··· DATA FOR THE TASK ···

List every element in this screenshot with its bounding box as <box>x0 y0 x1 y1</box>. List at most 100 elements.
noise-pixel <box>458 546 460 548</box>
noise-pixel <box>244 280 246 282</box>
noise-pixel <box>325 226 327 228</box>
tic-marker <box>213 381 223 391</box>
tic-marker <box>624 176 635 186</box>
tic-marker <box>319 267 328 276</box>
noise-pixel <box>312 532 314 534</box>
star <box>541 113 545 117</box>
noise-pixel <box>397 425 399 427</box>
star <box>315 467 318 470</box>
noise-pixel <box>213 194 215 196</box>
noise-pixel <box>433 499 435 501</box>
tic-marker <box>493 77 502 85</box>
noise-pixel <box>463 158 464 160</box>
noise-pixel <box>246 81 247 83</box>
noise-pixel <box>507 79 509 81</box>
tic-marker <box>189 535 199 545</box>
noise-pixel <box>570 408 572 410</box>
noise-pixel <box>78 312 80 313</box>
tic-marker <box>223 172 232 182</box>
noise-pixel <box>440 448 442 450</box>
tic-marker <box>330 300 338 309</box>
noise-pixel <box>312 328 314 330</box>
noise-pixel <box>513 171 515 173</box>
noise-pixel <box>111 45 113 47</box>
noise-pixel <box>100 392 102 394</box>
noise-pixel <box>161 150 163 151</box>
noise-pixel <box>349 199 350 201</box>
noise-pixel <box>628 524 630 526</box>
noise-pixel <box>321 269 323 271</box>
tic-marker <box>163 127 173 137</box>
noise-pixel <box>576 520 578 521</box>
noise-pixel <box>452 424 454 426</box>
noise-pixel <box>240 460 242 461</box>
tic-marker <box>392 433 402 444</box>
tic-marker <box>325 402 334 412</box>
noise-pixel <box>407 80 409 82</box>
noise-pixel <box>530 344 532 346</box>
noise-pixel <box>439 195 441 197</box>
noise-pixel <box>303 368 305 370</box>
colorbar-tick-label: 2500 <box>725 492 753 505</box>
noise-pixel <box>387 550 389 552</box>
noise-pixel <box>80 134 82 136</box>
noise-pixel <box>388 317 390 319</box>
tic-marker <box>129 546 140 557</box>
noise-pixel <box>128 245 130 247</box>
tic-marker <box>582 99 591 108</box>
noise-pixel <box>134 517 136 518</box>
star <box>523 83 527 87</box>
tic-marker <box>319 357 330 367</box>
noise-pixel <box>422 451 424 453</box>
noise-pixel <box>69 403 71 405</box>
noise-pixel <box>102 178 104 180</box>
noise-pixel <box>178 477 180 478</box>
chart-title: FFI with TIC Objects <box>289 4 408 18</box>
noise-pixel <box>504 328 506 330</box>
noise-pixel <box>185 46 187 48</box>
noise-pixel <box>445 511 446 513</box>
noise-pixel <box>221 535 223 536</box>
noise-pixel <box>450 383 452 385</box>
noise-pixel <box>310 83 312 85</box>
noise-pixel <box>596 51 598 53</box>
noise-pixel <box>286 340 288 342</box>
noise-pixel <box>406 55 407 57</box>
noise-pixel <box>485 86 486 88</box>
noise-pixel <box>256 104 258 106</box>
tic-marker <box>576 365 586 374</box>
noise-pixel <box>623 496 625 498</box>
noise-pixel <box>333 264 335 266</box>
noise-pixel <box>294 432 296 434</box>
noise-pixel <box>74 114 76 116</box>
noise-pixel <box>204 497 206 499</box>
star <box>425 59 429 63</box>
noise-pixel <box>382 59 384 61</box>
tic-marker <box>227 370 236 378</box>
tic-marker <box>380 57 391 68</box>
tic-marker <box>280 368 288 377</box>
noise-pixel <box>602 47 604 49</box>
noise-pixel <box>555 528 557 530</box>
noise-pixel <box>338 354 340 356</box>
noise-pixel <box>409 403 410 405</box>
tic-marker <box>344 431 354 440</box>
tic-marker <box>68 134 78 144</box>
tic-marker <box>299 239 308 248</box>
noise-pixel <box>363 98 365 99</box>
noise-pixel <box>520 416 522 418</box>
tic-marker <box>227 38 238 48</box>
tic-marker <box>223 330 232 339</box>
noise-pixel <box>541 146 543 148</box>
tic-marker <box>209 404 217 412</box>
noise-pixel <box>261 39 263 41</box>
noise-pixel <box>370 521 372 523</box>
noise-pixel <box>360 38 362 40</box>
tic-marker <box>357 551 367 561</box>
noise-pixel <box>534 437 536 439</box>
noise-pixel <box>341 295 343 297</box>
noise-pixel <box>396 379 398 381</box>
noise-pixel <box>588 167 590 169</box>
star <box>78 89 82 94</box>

···

:: EXERCISE DIRECTIONS ::
Copy the lines above exactly, every one of them and in the same order.

:: SOLUTION FOR THIS EXERCISE ::
List every element in this screenshot with its bounding box as <box>x0 y0 x1 y1</box>. List at most 100 elements.
noise-pixel <box>458 546 460 548</box>
noise-pixel <box>244 280 246 282</box>
noise-pixel <box>325 226 327 228</box>
tic-marker <box>213 381 223 391</box>
tic-marker <box>624 176 635 186</box>
tic-marker <box>319 267 328 276</box>
noise-pixel <box>312 532 314 534</box>
star <box>541 113 545 117</box>
noise-pixel <box>397 425 399 427</box>
star <box>315 467 318 470</box>
noise-pixel <box>213 194 215 196</box>
noise-pixel <box>433 499 435 501</box>
tic-marker <box>493 77 502 85</box>
noise-pixel <box>463 158 464 160</box>
noise-pixel <box>246 81 247 83</box>
noise-pixel <box>507 79 509 81</box>
tic-marker <box>189 535 199 545</box>
noise-pixel <box>570 408 572 410</box>
noise-pixel <box>78 312 80 313</box>
tic-marker <box>223 172 232 182</box>
noise-pixel <box>440 448 442 450</box>
tic-marker <box>330 300 338 309</box>
noise-pixel <box>312 328 314 330</box>
noise-pixel <box>513 171 515 173</box>
noise-pixel <box>111 45 113 47</box>
noise-pixel <box>100 392 102 394</box>
noise-pixel <box>161 150 163 151</box>
noise-pixel <box>349 199 350 201</box>
noise-pixel <box>628 524 630 526</box>
noise-pixel <box>321 269 323 271</box>
tic-marker <box>163 127 173 137</box>
noise-pixel <box>576 520 578 521</box>
noise-pixel <box>452 424 454 426</box>
noise-pixel <box>240 460 242 461</box>
tic-marker <box>392 433 402 444</box>
tic-marker <box>325 402 334 412</box>
noise-pixel <box>407 80 409 82</box>
noise-pixel <box>530 344 532 346</box>
noise-pixel <box>439 195 441 197</box>
noise-pixel <box>303 368 305 370</box>
colorbar-tick-label: 2500 <box>725 492 753 505</box>
noise-pixel <box>387 550 389 552</box>
noise-pixel <box>80 134 82 136</box>
noise-pixel <box>388 317 390 319</box>
tic-marker <box>129 546 140 557</box>
noise-pixel <box>128 245 130 247</box>
tic-marker <box>582 99 591 108</box>
noise-pixel <box>134 517 136 518</box>
star <box>523 83 527 87</box>
tic-marker <box>319 357 330 367</box>
noise-pixel <box>422 451 424 453</box>
noise-pixel <box>69 403 71 405</box>
noise-pixel <box>102 178 104 180</box>
noise-pixel <box>178 477 180 478</box>
chart-title: FFI with TIC Objects <box>289 4 408 18</box>
noise-pixel <box>504 328 506 330</box>
noise-pixel <box>185 46 187 48</box>
noise-pixel <box>445 511 446 513</box>
noise-pixel <box>221 535 223 536</box>
noise-pixel <box>450 383 452 385</box>
noise-pixel <box>310 83 312 85</box>
noise-pixel <box>596 51 598 53</box>
noise-pixel <box>286 340 288 342</box>
noise-pixel <box>406 55 407 57</box>
noise-pixel <box>485 86 486 88</box>
noise-pixel <box>256 104 258 106</box>
tic-marker <box>576 365 586 374</box>
noise-pixel <box>623 496 625 498</box>
noise-pixel <box>333 264 335 266</box>
noise-pixel <box>294 432 296 434</box>
noise-pixel <box>74 114 76 116</box>
noise-pixel <box>204 497 206 499</box>
star <box>425 59 429 63</box>
noise-pixel <box>382 59 384 61</box>
tic-marker <box>227 370 236 378</box>
tic-marker <box>380 57 391 68</box>
tic-marker <box>280 368 288 377</box>
noise-pixel <box>602 47 604 49</box>
noise-pixel <box>555 528 557 530</box>
noise-pixel <box>338 354 340 356</box>
noise-pixel <box>409 403 410 405</box>
tic-marker <box>344 431 354 440</box>
tic-marker <box>68 134 78 144</box>
tic-marker <box>299 239 308 248</box>
noise-pixel <box>363 98 365 99</box>
noise-pixel <box>520 416 522 418</box>
tic-marker <box>227 38 238 48</box>
tic-marker <box>223 330 232 339</box>
noise-pixel <box>541 146 543 148</box>
tic-marker <box>209 404 217 412</box>
noise-pixel <box>261 39 263 41</box>
noise-pixel <box>370 521 372 523</box>
noise-pixel <box>360 38 362 40</box>
tic-marker <box>357 551 367 561</box>
noise-pixel <box>534 437 536 439</box>
noise-pixel <box>341 295 343 297</box>
noise-pixel <box>396 379 398 381</box>
noise-pixel <box>588 167 590 169</box>
star <box>78 89 82 94</box>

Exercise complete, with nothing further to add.